Aim of the task: Count the lines in the entries below that include the word "from". Give nothing but the number.

Given data:

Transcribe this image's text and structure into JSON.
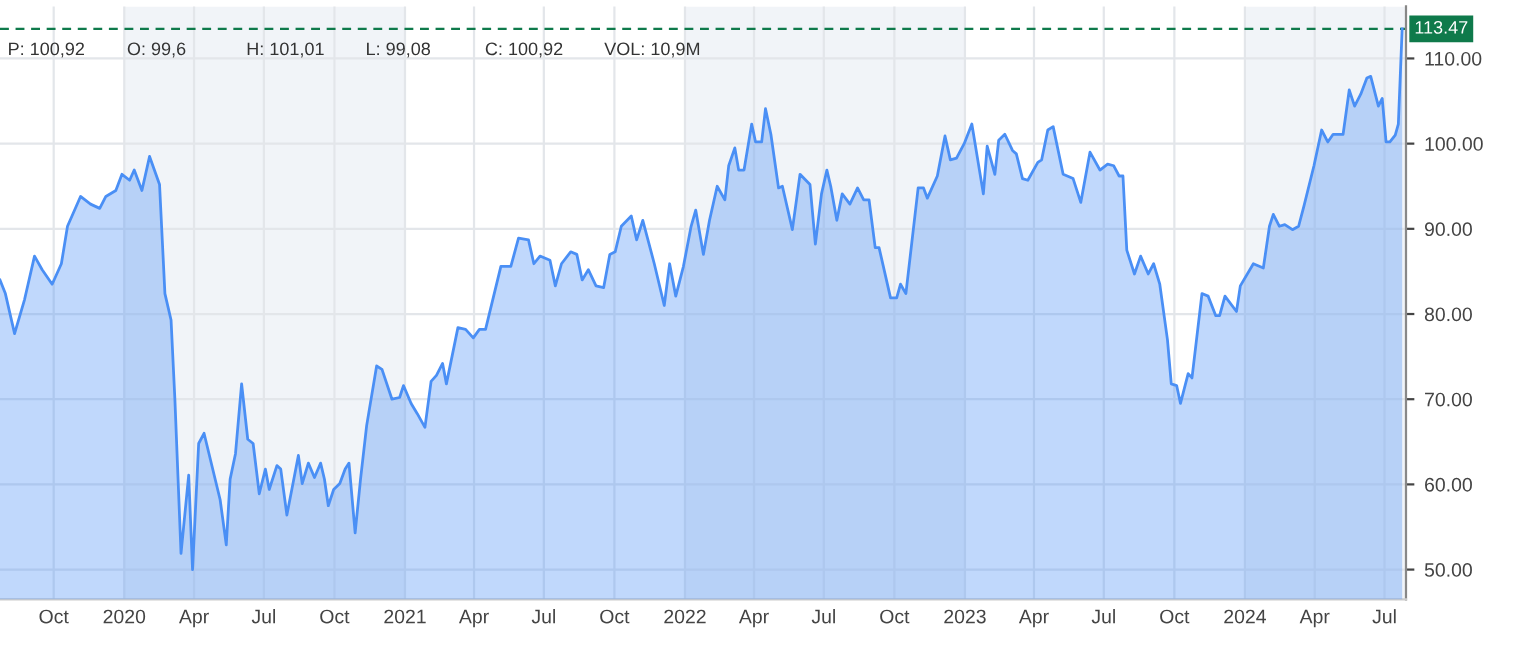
{
  "chart_data": {
    "type": "area",
    "x": [
      "2019-07-23",
      "2019-07-30",
      "2019-08-11",
      "2019-08-24",
      "2019-09-06",
      "2019-09-16",
      "2019-09-29",
      "2019-10-11",
      "2019-10-19",
      "2019-11-05",
      "2019-11-18",
      "2019-11-30",
      "2019-12-08",
      "2019-12-21",
      "2019-12-29",
      "2020-01-08",
      "2020-01-14",
      "2020-01-24",
      "2020-02-03",
      "2020-02-16",
      "2020-02-23",
      "2020-03-02",
      "2020-03-07",
      "2020-03-15",
      "2020-03-25",
      "2020-03-30",
      "2020-04-07",
      "2020-04-14",
      "2020-05-05",
      "2020-05-13",
      "2020-05-18",
      "2020-05-25",
      "2020-06-02",
      "2020-06-10",
      "2020-06-17",
      "2020-06-25",
      "2020-07-03",
      "2020-07-08",
      "2020-07-18",
      "2020-07-23",
      "2020-07-31",
      "2020-08-15",
      "2020-08-20",
      "2020-08-28",
      "2020-09-05",
      "2020-09-13",
      "2020-09-18",
      "2020-09-23",
      "2020-09-30",
      "2020-10-08",
      "2020-10-15",
      "2020-10-20",
      "2020-10-28",
      "2020-11-04",
      "2020-11-12",
      "2020-11-25",
      "2020-12-02",
      "2020-12-15",
      "2020-12-25",
      "2020-12-30",
      "2021-01-09",
      "2021-01-17",
      "2021-01-27",
      "2021-02-04",
      "2021-02-11",
      "2021-02-19",
      "2021-02-24",
      "2021-03-11",
      "2021-03-21",
      "2021-03-31",
      "2021-04-08",
      "2021-04-16",
      "2021-05-06",
      "2021-05-19",
      "2021-05-29",
      "2021-06-11",
      "2021-06-18",
      "2021-06-26",
      "2021-07-09",
      "2021-07-16",
      "2021-07-24",
      "2021-08-05",
      "2021-08-13",
      "2021-08-20",
      "2021-08-28",
      "2021-09-07",
      "2021-09-17",
      "2021-09-25",
      "2021-10-02",
      "2021-10-10",
      "2021-10-23",
      "2021-10-30",
      "2021-11-07",
      "2021-11-22",
      "2021-12-05",
      "2021-12-12",
      "2021-12-20",
      "2021-12-30",
      "2022-01-09",
      "2022-01-15",
      "2022-01-25",
      "2022-02-02",
      "2022-02-12",
      "2022-02-22",
      "2022-02-27",
      "2022-03-07",
      "2022-03-12",
      "2022-03-19",
      "2022-03-29",
      "2022-04-03",
      "2022-04-11",
      "2022-04-16",
      "2022-04-23",
      "2022-05-03",
      "2022-05-08",
      "2022-05-21",
      "2022-05-31",
      "2022-06-13",
      "2022-06-20",
      "2022-06-28",
      "2022-07-05",
      "2022-07-10",
      "2022-07-18",
      "2022-07-25",
      "2022-08-04",
      "2022-08-14",
      "2022-08-22",
      "2022-08-29",
      "2022-09-06",
      "2022-09-11",
      "2022-09-26",
      "2022-10-04",
      "2022-10-09",
      "2022-10-16",
      "2022-11-01",
      "2022-11-08",
      "2022-11-13",
      "2022-11-26",
      "2022-12-06",
      "2022-12-13",
      "2022-12-21",
      "2022-12-31",
      "2023-01-10",
      "2023-01-25",
      "2023-01-30",
      "2023-02-09",
      "2023-02-14",
      "2023-02-22",
      "2023-03-04",
      "2023-03-09",
      "2023-03-17",
      "2023-03-24",
      "2023-04-06",
      "2023-04-11",
      "2023-04-19",
      "2023-04-26",
      "2023-05-09",
      "2023-05-22",
      "2023-06-01",
      "2023-06-13",
      "2023-06-26",
      "2023-07-06",
      "2023-07-14",
      "2023-07-21",
      "2023-07-26",
      "2023-07-31",
      "2023-08-10",
      "2023-08-18",
      "2023-08-28",
      "2023-09-04",
      "2023-09-12",
      "2023-09-22",
      "2023-09-27",
      "2023-10-04",
      "2023-10-09",
      "2023-10-19",
      "2023-10-24",
      "2023-11-06",
      "2023-11-14",
      "2023-11-24",
      "2023-11-29",
      "2023-12-06",
      "2023-12-21",
      "2023-12-26",
      "2024-01-12",
      "2024-01-25",
      "2024-02-02",
      "2024-02-07",
      "2024-02-15",
      "2024-02-22",
      "2024-03-03",
      "2024-03-11",
      "2024-03-18",
      "2024-03-31",
      "2024-04-10",
      "2024-04-18",
      "2024-04-25",
      "2024-05-08",
      "2024-05-16",
      "2024-05-23",
      "2024-05-31",
      "2024-06-08",
      "2024-06-13",
      "2024-06-23",
      "2024-06-28",
      "2024-07-03",
      "2024-07-08",
      "2024-07-15",
      "2024-07-19",
      "2024-07-24"
    ],
    "series": [
      {
        "color": "#4a8ff5",
        "values": [
          84.0,
          82.4,
          77.7,
          81.7,
          86.8,
          85.2,
          83.5,
          85.9,
          90.3,
          93.8,
          92.9,
          92.4,
          93.8,
          94.5,
          96.4,
          95.7,
          96.9,
          94.5,
          98.5,
          95.2,
          82.4,
          79.3,
          70.0,
          51.9,
          61.1,
          50.0,
          64.8,
          66.0,
          58.2,
          52.9,
          60.6,
          63.6,
          71.8,
          65.3,
          64.8,
          58.9,
          61.8,
          59.4,
          62.2,
          61.8,
          56.4,
          63.4,
          60.1,
          62.5,
          60.8,
          62.5,
          60.6,
          57.5,
          59.4,
          60.1,
          61.8,
          62.5,
          54.3,
          60.6,
          66.9,
          73.9,
          73.5,
          70.0,
          70.2,
          71.6,
          69.5,
          68.3,
          66.7,
          72.1,
          72.8,
          74.2,
          71.8,
          78.4,
          78.2,
          77.2,
          78.2,
          78.2,
          85.6,
          85.6,
          88.9,
          88.7,
          85.9,
          86.8,
          86.3,
          83.3,
          85.9,
          87.3,
          87.0,
          84.0,
          85.2,
          83.3,
          83.1,
          87.0,
          87.3,
          90.3,
          91.5,
          88.7,
          91.0,
          85.9,
          81.0,
          85.9,
          82.1,
          85.6,
          90.3,
          92.2,
          87.0,
          91.0,
          95.0,
          93.4,
          97.4,
          99.5,
          96.9,
          96.9,
          102.3,
          100.2,
          100.2,
          104.1,
          101.1,
          94.8,
          95.0,
          89.9,
          96.4,
          95.2,
          88.2,
          94.1,
          96.9,
          95.0,
          91.0,
          94.1,
          92.9,
          94.8,
          93.4,
          93.4,
          87.8,
          87.8,
          81.9,
          81.9,
          83.5,
          82.4,
          94.8,
          94.8,
          93.6,
          96.2,
          100.9,
          98.1,
          98.3,
          100.0,
          102.3,
          94.1,
          99.7,
          96.4,
          100.4,
          101.1,
          99.2,
          98.8,
          95.9,
          95.7,
          97.8,
          98.1,
          101.6,
          102.0,
          96.4,
          95.9,
          93.1,
          99.0,
          96.9,
          97.6,
          97.4,
          96.2,
          96.2,
          87.5,
          84.7,
          86.8,
          84.7,
          85.9,
          83.5,
          77.0,
          71.8,
          71.6,
          69.5,
          73.0,
          72.5,
          82.4,
          82.1,
          79.8,
          79.8,
          82.1,
          80.3,
          83.3,
          85.9,
          85.4,
          90.3,
          91.7,
          90.3,
          90.5,
          89.9,
          90.3,
          92.7,
          97.4,
          101.6,
          100.2,
          101.1,
          101.1,
          106.3,
          104.4,
          105.8,
          107.7,
          107.9,
          104.4,
          105.3,
          100.2,
          100.2,
          101.0,
          102.3,
          113.47
        ]
      }
    ],
    "xlim": [
      "2019-07-23",
      "2024-07-29"
    ],
    "xticks": [
      {
        "value": "2019-10-01",
        "label": "Oct"
      },
      {
        "value": "2020-01-01",
        "label": "2020"
      },
      {
        "value": "2020-04-01",
        "label": "Apr"
      },
      {
        "value": "2020-07-01",
        "label": "Jul"
      },
      {
        "value": "2020-10-01",
        "label": "Oct"
      },
      {
        "value": "2021-01-01",
        "label": "2021"
      },
      {
        "value": "2021-04-01",
        "label": "Apr"
      },
      {
        "value": "2021-07-01",
        "label": "Jul"
      },
      {
        "value": "2021-10-01",
        "label": "Oct"
      },
      {
        "value": "2022-01-01",
        "label": "2022"
      },
      {
        "value": "2022-04-01",
        "label": "Apr"
      },
      {
        "value": "2022-07-01",
        "label": "Jul"
      },
      {
        "value": "2022-10-01",
        "label": "Oct"
      },
      {
        "value": "2023-01-01",
        "label": "2023"
      },
      {
        "value": "2023-04-01",
        "label": "Apr"
      },
      {
        "value": "2023-07-01",
        "label": "Jul"
      },
      {
        "value": "2023-10-01",
        "label": "Oct"
      },
      {
        "value": "2024-01-01",
        "label": "2024"
      },
      {
        "value": "2024-04-01",
        "label": "Apr"
      },
      {
        "value": "2024-07-01",
        "label": "Jul"
      }
    ],
    "ylim": [
      46.5,
      116.1
    ],
    "yticks": [
      {
        "value": 50,
        "label": "50.00"
      },
      {
        "value": 60,
        "label": "60.00"
      },
      {
        "value": 70,
        "label": "70.00"
      },
      {
        "value": 80,
        "label": "80.00"
      },
      {
        "value": 90,
        "label": "90.00"
      },
      {
        "value": 100,
        "label": "100.00"
      },
      {
        "value": 110,
        "label": "110.00"
      }
    ],
    "grid": true,
    "ref_lines": [
      {
        "axis": "y",
        "value": 113.47,
        "label": "113.47",
        "color": "#0f7a4b",
        "line_style": "dashed"
      }
    ],
    "bands": [
      {
        "axis": "x",
        "from": "2020-01-01",
        "to": "2021-01-01",
        "color": "#f1f4f8"
      },
      {
        "axis": "x",
        "from": "2022-01-01",
        "to": "2023-01-01",
        "color": "#f1f4f8"
      },
      {
        "axis": "x",
        "from": "2024-01-01",
        "to": "2024-07-29",
        "color": "#f1f4f8"
      }
    ],
    "annotations": [
      "P: 100,92",
      "O: 99,6",
      "H: 101,01",
      "L: 99,08",
      "C: 100,92",
      "VOL: 10,9M"
    ]
  }
}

Response to this exercise: 3